Required task: Below is a listing; write it out exactly and drop any images from it.

Extracted records:
----------------------------------------

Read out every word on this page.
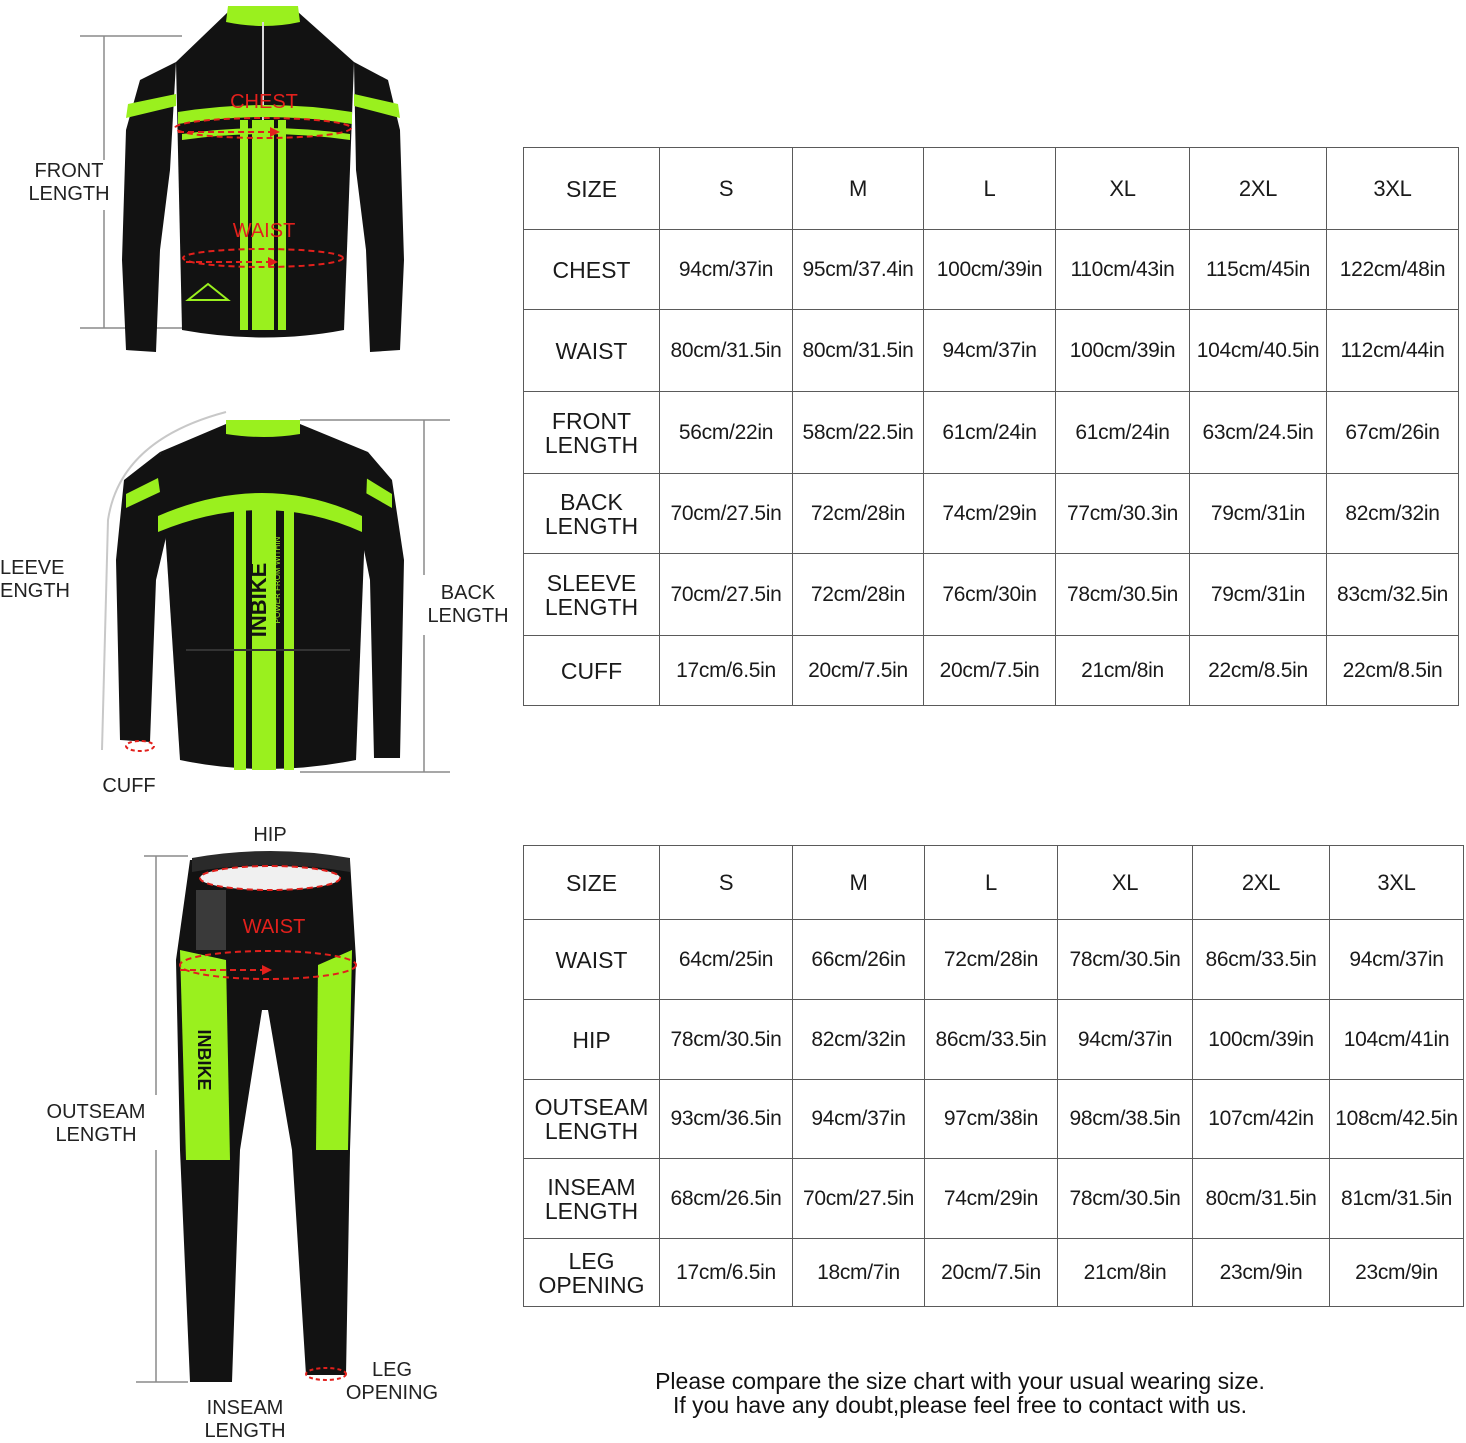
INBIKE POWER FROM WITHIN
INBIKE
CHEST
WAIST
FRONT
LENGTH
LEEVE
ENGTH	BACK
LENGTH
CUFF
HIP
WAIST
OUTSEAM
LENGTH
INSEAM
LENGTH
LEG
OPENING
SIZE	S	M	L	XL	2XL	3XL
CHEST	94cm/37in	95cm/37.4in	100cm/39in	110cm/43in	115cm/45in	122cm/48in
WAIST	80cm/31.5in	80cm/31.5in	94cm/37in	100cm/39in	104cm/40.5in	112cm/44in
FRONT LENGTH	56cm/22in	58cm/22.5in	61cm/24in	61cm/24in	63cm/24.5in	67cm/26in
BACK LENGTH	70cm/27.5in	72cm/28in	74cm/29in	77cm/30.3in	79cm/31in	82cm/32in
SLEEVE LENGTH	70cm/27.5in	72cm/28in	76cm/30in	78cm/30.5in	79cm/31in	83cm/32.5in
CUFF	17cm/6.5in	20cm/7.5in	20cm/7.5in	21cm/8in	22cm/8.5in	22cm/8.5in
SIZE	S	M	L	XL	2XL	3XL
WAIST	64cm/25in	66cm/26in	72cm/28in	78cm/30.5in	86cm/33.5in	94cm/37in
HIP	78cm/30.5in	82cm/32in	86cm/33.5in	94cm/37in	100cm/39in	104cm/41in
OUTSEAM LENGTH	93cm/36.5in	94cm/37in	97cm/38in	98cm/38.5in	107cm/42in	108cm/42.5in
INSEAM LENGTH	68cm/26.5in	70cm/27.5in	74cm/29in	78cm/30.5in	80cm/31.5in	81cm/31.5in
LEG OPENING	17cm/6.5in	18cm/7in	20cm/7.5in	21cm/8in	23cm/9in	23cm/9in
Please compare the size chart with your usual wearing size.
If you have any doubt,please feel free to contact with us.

----------------------------------------

Solution:
Read out every word on this page.
INBIKE POWER FROM WITHIN
INBIKE
CHEST
WAIST
FRONT
LENGTH
LEEVE
ENGTH	BACK
LENGTH
CUFF
HIP
WAIST
OUTSEAM
LENGTH
INSEAM
LENGTH
LEG
OPENING
SIZE	S	M	L	XL	2XL	3XL
CHEST	94cm/37in	95cm/37.4in	100cm/39in	110cm/43in	115cm/45in	122cm/48in
WAIST	80cm/31.5in	80cm/31.5in	94cm/37in	100cm/39in	104cm/40.5in	112cm/44in
FRONT LENGTH	56cm/22in	58cm/22.5in	61cm/24in	61cm/24in	63cm/24.5in	67cm/26in
BACK LENGTH	70cm/27.5in	72cm/28in	74cm/29in	77cm/30.3in	79cm/31in	82cm/32in
SLEEVE LENGTH	70cm/27.5in	72cm/28in	76cm/30in	78cm/30.5in	79cm/31in	83cm/32.5in
CUFF	17cm/6.5in	20cm/7.5in	20cm/7.5in	21cm/8in	22cm/8.5in	22cm/8.5in
SIZE	S	M	L	XL	2XL	3XL
WAIST	64cm/25in	66cm/26in	72cm/28in	78cm/30.5in	86cm/33.5in	94cm/37in
HIP	78cm/30.5in	82cm/32in	86cm/33.5in	94cm/37in	100cm/39in	104cm/41in
OUTSEAM LENGTH	93cm/36.5in	94cm/37in	97cm/38in	98cm/38.5in	107cm/42in	108cm/42.5in
INSEAM LENGTH	68cm/26.5in	70cm/27.5in	74cm/29in	78cm/30.5in	80cm/31.5in	81cm/31.5in
LEG OPENING	17cm/6.5in	18cm/7in	20cm/7.5in	21cm/8in	23cm/9in	23cm/9in
Please compare the size chart with your usual wearing size.
If you have any doubt,please feel free to contact with us.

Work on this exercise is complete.